start Data for the task

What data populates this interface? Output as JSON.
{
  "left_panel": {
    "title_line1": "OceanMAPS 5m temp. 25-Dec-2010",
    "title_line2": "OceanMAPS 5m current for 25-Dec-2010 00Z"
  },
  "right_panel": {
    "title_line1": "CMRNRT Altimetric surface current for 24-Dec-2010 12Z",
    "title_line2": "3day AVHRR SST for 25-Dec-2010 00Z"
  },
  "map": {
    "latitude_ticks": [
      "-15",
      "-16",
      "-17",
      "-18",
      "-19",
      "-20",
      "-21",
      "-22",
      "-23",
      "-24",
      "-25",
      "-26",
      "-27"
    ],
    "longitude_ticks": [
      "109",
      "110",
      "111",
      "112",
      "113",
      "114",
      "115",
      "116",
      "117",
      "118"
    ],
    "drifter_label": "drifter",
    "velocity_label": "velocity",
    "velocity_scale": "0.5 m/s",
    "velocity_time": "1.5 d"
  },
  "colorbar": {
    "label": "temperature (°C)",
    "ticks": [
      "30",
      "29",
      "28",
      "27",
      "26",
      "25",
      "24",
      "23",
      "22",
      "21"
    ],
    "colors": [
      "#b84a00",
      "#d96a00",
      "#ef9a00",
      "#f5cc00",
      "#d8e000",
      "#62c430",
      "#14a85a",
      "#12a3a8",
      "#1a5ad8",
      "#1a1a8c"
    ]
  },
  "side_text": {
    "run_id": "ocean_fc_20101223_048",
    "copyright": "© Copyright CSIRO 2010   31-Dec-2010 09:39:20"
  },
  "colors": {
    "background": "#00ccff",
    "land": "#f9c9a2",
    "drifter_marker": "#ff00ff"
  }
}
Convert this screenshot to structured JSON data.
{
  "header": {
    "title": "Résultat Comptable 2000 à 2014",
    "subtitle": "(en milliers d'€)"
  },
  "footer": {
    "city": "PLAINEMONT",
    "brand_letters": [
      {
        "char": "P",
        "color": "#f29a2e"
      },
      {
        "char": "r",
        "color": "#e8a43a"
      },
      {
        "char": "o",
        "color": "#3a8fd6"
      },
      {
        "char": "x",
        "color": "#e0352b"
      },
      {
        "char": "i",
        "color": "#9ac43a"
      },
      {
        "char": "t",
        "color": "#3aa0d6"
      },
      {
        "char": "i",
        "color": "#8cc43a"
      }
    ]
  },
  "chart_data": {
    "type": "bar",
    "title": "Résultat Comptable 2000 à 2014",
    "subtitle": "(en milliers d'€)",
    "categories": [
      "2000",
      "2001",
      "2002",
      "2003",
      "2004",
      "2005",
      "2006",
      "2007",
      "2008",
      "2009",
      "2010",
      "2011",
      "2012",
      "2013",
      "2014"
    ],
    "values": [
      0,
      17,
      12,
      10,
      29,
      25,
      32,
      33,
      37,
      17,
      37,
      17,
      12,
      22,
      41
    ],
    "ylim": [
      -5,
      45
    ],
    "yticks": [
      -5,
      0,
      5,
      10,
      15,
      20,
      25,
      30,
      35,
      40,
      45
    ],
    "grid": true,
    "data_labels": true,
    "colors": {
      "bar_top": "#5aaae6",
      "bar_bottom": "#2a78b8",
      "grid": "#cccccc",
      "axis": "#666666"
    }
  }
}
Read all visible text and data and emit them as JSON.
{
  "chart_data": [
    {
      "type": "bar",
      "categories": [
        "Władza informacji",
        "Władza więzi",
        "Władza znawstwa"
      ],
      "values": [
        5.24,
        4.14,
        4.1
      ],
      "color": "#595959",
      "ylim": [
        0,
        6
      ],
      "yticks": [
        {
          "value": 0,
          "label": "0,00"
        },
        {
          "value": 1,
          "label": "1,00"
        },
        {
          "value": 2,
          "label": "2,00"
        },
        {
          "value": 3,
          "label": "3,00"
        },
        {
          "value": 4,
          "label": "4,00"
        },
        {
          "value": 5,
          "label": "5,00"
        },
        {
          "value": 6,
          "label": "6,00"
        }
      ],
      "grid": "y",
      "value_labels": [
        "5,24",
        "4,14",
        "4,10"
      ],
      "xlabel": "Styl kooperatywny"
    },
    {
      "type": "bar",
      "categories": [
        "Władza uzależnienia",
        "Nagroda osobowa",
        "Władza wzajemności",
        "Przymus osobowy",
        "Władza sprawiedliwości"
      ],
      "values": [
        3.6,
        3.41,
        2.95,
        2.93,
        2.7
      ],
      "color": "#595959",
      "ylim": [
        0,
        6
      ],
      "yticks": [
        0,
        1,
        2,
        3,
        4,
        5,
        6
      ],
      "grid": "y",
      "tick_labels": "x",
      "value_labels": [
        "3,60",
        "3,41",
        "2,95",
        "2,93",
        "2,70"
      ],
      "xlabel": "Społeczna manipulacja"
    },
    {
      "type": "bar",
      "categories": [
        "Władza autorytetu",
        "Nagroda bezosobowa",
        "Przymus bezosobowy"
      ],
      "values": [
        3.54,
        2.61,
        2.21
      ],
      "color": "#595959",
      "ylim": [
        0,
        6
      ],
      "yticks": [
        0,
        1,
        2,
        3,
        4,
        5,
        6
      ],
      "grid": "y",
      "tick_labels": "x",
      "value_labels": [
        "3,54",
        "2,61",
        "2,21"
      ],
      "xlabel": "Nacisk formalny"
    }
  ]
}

end Data for the task

All the entries above need to be reproduced exactly.

What data populates this interface? Output as JSON.
{
  "left_panel": {
    "title_line1": "OceanMAPS 5m temp. 25-Dec-2010",
    "title_line2": "OceanMAPS 5m current for 25-Dec-2010 00Z"
  },
  "right_panel": {
    "title_line1": "CMRNRT Altimetric surface current for 24-Dec-2010 12Z",
    "title_line2": "3day AVHRR SST for 25-Dec-2010 00Z"
  },
  "map": {
    "latitude_ticks": [
      "-15",
      "-16",
      "-17",
      "-18",
      "-19",
      "-20",
      "-21",
      "-22",
      "-23",
      "-24",
      "-25",
      "-26",
      "-27"
    ],
    "longitude_ticks": [
      "109",
      "110",
      "111",
      "112",
      "113",
      "114",
      "115",
      "116",
      "117",
      "118"
    ],
    "drifter_label": "drifter",
    "velocity_label": "velocity",
    "velocity_scale": "0.5 m/s",
    "velocity_time": "1.5 d"
  },
  "colorbar": {
    "label": "temperature (°C)",
    "ticks": [
      "30",
      "29",
      "28",
      "27",
      "26",
      "25",
      "24",
      "23",
      "22",
      "21"
    ],
    "colors": [
      "#b84a00",
      "#d96a00",
      "#ef9a00",
      "#f5cc00",
      "#d8e000",
      "#62c430",
      "#14a85a",
      "#12a3a8",
      "#1a5ad8",
      "#1a1a8c"
    ]
  },
  "side_text": {
    "run_id": "ocean_fc_20101223_048",
    "copyright": "© Copyright CSIRO 2010   31-Dec-2010 09:39:20"
  },
  "colors": {
    "background": "#00ccff",
    "land": "#f9c9a2",
    "drifter_marker": "#ff00ff"
  }
}
Convert this screenshot to structured JSON data.
{
  "header": {
    "title": "Résultat Comptable 2000 à 2014",
    "subtitle": "(en milliers d'€)"
  },
  "footer": {
    "city": "PLAINEMONT",
    "brand_letters": [
      {
        "char": "P",
        "color": "#f29a2e"
      },
      {
        "char": "r",
        "color": "#e8a43a"
      },
      {
        "char": "o",
        "color": "#3a8fd6"
      },
      {
        "char": "x",
        "color": "#e0352b"
      },
      {
        "char": "i",
        "color": "#9ac43a"
      },
      {
        "char": "t",
        "color": "#3aa0d6"
      },
      {
        "char": "i",
        "color": "#8cc43a"
      }
    ]
  },
  "chart_data": {
    "type": "bar",
    "title": "Résultat Comptable 2000 à 2014",
    "subtitle": "(en milliers d'€)",
    "categories": [
      "2000",
      "2001",
      "2002",
      "2003",
      "2004",
      "2005",
      "2006",
      "2007",
      "2008",
      "2009",
      "2010",
      "2011",
      "2012",
      "2013",
      "2014"
    ],
    "values": [
      0,
      17,
      12,
      10,
      29,
      25,
      32,
      33,
      37,
      17,
      37,
      17,
      12,
      22,
      41
    ],
    "ylim": [
      -5,
      45
    ],
    "yticks": [
      -5,
      0,
      5,
      10,
      15,
      20,
      25,
      30,
      35,
      40,
      45
    ],
    "grid": true,
    "data_labels": true,
    "colors": {
      "bar_top": "#5aaae6",
      "bar_bottom": "#2a78b8",
      "grid": "#cccccc",
      "axis": "#666666"
    }
  }
}
Read all visible text and data and emit them as JSON.
{
  "chart_data": [
    {
      "type": "bar",
      "categories": [
        "Władza informacji",
        "Władza więzi",
        "Władza znawstwa"
      ],
      "values": [
        5.24,
        4.14,
        4.1
      ],
      "color": "#595959",
      "ylim": [
        0,
        6
      ],
      "yticks": [
        {
          "value": 0,
          "label": "0,00"
        },
        {
          "value": 1,
          "label": "1,00"
        },
        {
          "value": 2,
          "label": "2,00"
        },
        {
          "value": 3,
          "label": "3,00"
        },
        {
          "value": 4,
          "label": "4,00"
        },
        {
          "value": 5,
          "label": "5,00"
        },
        {
          "value": 6,
          "label": "6,00"
        }
      ],
      "grid": "y",
      "value_labels": [
        "5,24",
        "4,14",
        "4,10"
      ],
      "xlabel": "Styl kooperatywny"
    },
    {
      "type": "bar",
      "categories": [
        "Władza uzależnienia",
        "Nagroda osobowa",
        "Władza wzajemności",
        "Przymus osobowy",
        "Władza sprawiedliwości"
      ],
      "values": [
        3.6,
        3.41,
        2.95,
        2.93,
        2.7
      ],
      "color": "#595959",
      "ylim": [
        0,
        6
      ],
      "yticks": [
        0,
        1,
        2,
        3,
        4,
        5,
        6
      ],
      "grid": "y",
      "tick_labels": "x",
      "value_labels": [
        "3,60",
        "3,41",
        "2,95",
        "2,93",
        "2,70"
      ],
      "xlabel": "Społeczna manipulacja"
    },
    {
      "type": "bar",
      "categories": [
        "Władza autorytetu",
        "Nagroda bezosobowa",
        "Przymus bezosobowy"
      ],
      "values": [
        3.54,
        2.61,
        2.21
      ],
      "color": "#595959",
      "ylim": [
        0,
        6
      ],
      "yticks": [
        0,
        1,
        2,
        3,
        4,
        5,
        6
      ],
      "grid": "y",
      "tick_labels": "x",
      "value_labels": [
        "3,54",
        "2,61",
        "2,21"
      ],
      "xlabel": "Nacisk formalny"
    }
  ]
}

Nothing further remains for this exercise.